— Begin —

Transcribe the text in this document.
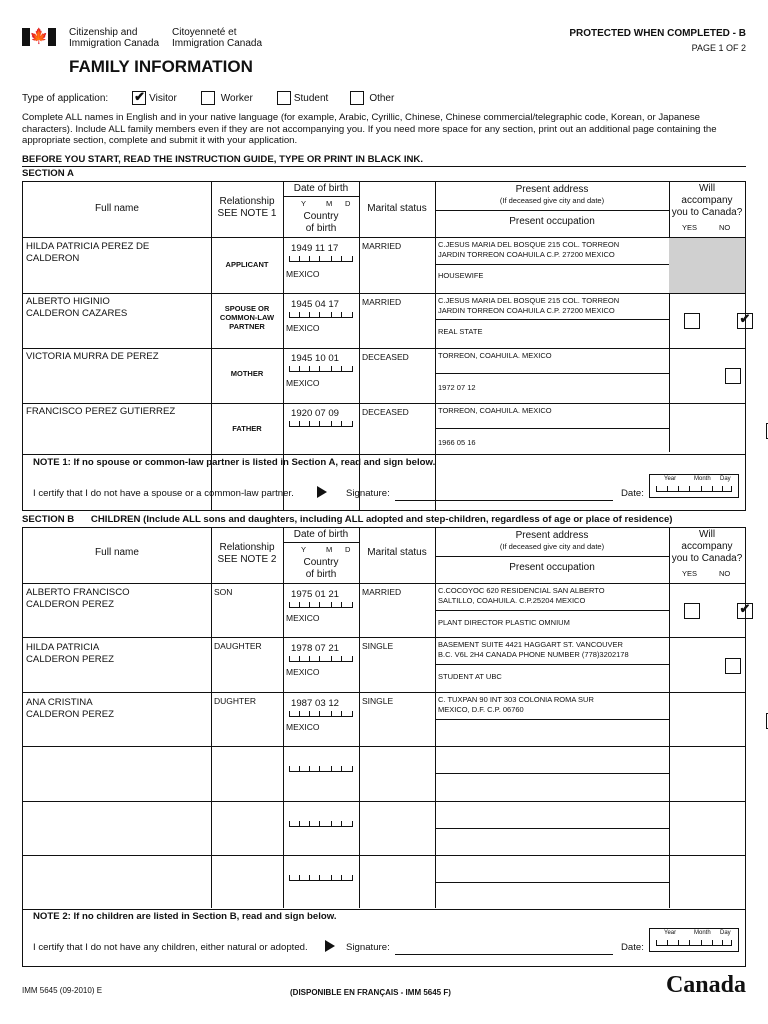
🍁 Citizenship and
Immigration Canada
Citoyenneté et
Immigration Canada
FAMILY INFORMATION
PROTECTED WHEN COMPLETED - B
PAGE 1 OF 2
Type of application:
✔	Visitor	Worker	Student	Other
Complete ALL names in English and in your native language (for example, Arabic, Cyrillic, Chinese, Chinese commercial/telegraphic code, Korean, or Japanese characters). Include ALL family members even if they are not accompanying you. If you need more space for any section, print out an additional page containing the appropriate section, complete and submit it with your application.
BEFORE YOU START, READ THE INSTRUCTION GUIDE, TYPE OR PRINT IN BLACK INK.
SECTION A
Full name
Relationship
SEE NOTE 1
Date of birth
Y	M D
Country
of birth
Marital status
Present address
(If deceased give city and date)
Present occupation
Will
accompany
you to Canada?
YES	NO
HILDA PATRICIA PEREZ DE
CALDERON
APPLICANT
1949 11 17
MEXICO
MARRIED	C.JESUS MARIA DEL BOSQUE 215 COL. TORREON
JARDIN TORREON COAHUILA C.P. 27200 MEXICO
HOUSEWIFE
ALBERTO HIGINIO
CALDERON CAZARES	SPOUSE OR
COMMON-LAW
PARTNER
1945 04 17
MEXICO
MARRIED	C.JESUS MARIA DEL BOSQUE 215 COL. TORREON
JARDIN TORREON COAHUILA C.P. 27200 MEXICO
REAL STATE
✔
VICTORIA MURRA DE PEREZ
MOTHER
1945 10 01
MEXICO
DECEASED	TORREON, COAHUILA. MEXICO
1972 07 12

FRANCISCO PEREZ GUTIERREZ
FATHER
1920 07 09	DECEASED	TORREON, COAHUILA. MEXICO
1966 05 16

NOTE 1: If no spouse or common-law partner is listed in Section A, read and sign below.
I certify that I do not have a spouse or a common-law partner.	Signature:	Date:
Year	Month Day
SECTION B CHILDREN (Include ALL sons and daughters, including ALL adopted and step-children, regardless of age or place of residence)
Full name	Relationship
SEE NOTE 2
Date of birth
Y	M D
Country
of birth
Marital status
Present address
(If deceased give city and date)
Present occupation
Will
accompany
you to Canada?
YES	NO
ALBERTO FRANCISCO
CALDERON PEREZ
SON	1975 01 21
MEXICO
MARRIED	C.COCOYOC 620 RESIDENCIAL SAN ALBERTO
SALTILLO, COAHUILA. C.P.25204 MEXICO
PLANT DIRECTOR PLASTIC OMNIUM
✔
HILDA PATRICIA
CALDERON PEREZ
DAUGHTER	1978 07 21
MEXICO
SINGLE	BASEMENT SUITE 4421 HAGGART ST. VANCOUVER
B.C. V6L 2H4 CANADA PHONE NUMBER (778)3202178
STUDENT AT UBC

ANA CRISTINA
CALDERON PEREZ
DUGHTER	1987 03 12
MEXICO
SINGLE	C. TUXPAN 90 INT 303 COLONIA ROMA SUR
MEXICO, D.F. C.P. 06760

NOTE 2: If no children are listed in Section B, read and sign below.
I certify that I do not have any children, either natural or adopted.	Signature:	Date:
Year	Month Day
IMM 5645 (09-2010) E	(DISPONIBLE EN FRANÇAIS - IMM 5645 F)	Canada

— End —

WHAT IS NEEDED:
Return the listing above word for word, with the pictures removed.

THE COMPLETED TASK:
Transcribe the text in this document.
🍁 Citizenship and
Immigration Canada
Citoyenneté et
Immigration Canada
FAMILY INFORMATION
PROTECTED WHEN COMPLETED - B
PAGE 1 OF 2
Type of application:
✔	Visitor	Worker	Student	Other
Complete ALL names in English and in your native language (for example, Arabic, Cyrillic, Chinese, Chinese commercial/telegraphic code, Korean, or Japanese characters). Include ALL family members even if they are not accompanying you. If you need more space for any section, print out an additional page containing the appropriate section, complete and submit it with your application.
BEFORE YOU START, READ THE INSTRUCTION GUIDE, TYPE OR PRINT IN BLACK INK.
SECTION A
Full name
Relationship
SEE NOTE 1
Date of birth
Y	M D
Country
of birth
Marital status
Present address
(If deceased give city and date)
Present occupation
Will
accompany
you to Canada?
YES	NO
HILDA PATRICIA PEREZ DE
CALDERON
APPLICANT
1949 11 17
MEXICO
MARRIED	C.JESUS MARIA DEL BOSQUE 215 COL. TORREON
JARDIN TORREON COAHUILA C.P. 27200 MEXICO
HOUSEWIFE
ALBERTO HIGINIO
CALDERON CAZARES	SPOUSE OR
COMMON-LAW
PARTNER
1945 04 17
MEXICO
MARRIED	C.JESUS MARIA DEL BOSQUE 215 COL. TORREON
JARDIN TORREON COAHUILA C.P. 27200 MEXICO
REAL STATE
✔
VICTORIA MURRA DE PEREZ
MOTHER
1945 10 01
MEXICO
DECEASED	TORREON, COAHUILA. MEXICO
1972 07 12

FRANCISCO PEREZ GUTIERREZ
FATHER
1920 07 09	DECEASED	TORREON, COAHUILA. MEXICO
1966 05 16

NOTE 1: If no spouse or common-law partner is listed in Section A, read and sign below.
I certify that I do not have a spouse or a common-law partner.	Signature:	Date:
Year	Month Day
SECTION B CHILDREN (Include ALL sons and daughters, including ALL adopted and step-children, regardless of age or place of residence)
Full name	Relationship
SEE NOTE 2
Date of birth
Y	M D
Country
of birth
Marital status
Present address
(If deceased give city and date)
Present occupation
Will
accompany
you to Canada?
YES	NO
ALBERTO FRANCISCO
CALDERON PEREZ
SON	1975 01 21
MEXICO
MARRIED	C.COCOYOC 620 RESIDENCIAL SAN ALBERTO
SALTILLO, COAHUILA. C.P.25204 MEXICO
PLANT DIRECTOR PLASTIC OMNIUM
✔
HILDA PATRICIA
CALDERON PEREZ
DAUGHTER	1978 07 21
MEXICO
SINGLE	BASEMENT SUITE 4421 HAGGART ST. VANCOUVER
B.C. V6L 2H4 CANADA PHONE NUMBER (778)3202178
STUDENT AT UBC

ANA CRISTINA
CALDERON PEREZ
DUGHTER	1987 03 12
MEXICO
SINGLE	C. TUXPAN 90 INT 303 COLONIA ROMA SUR
MEXICO, D.F. C.P. 06760

NOTE 2: If no children are listed in Section B, read and sign below.
I certify that I do not have any children, either natural or adopted.	Signature:	Date:
Year	Month Day
IMM 5645 (09-2010) E	(DISPONIBLE EN FRANÇAIS - IMM 5645 F)	Canada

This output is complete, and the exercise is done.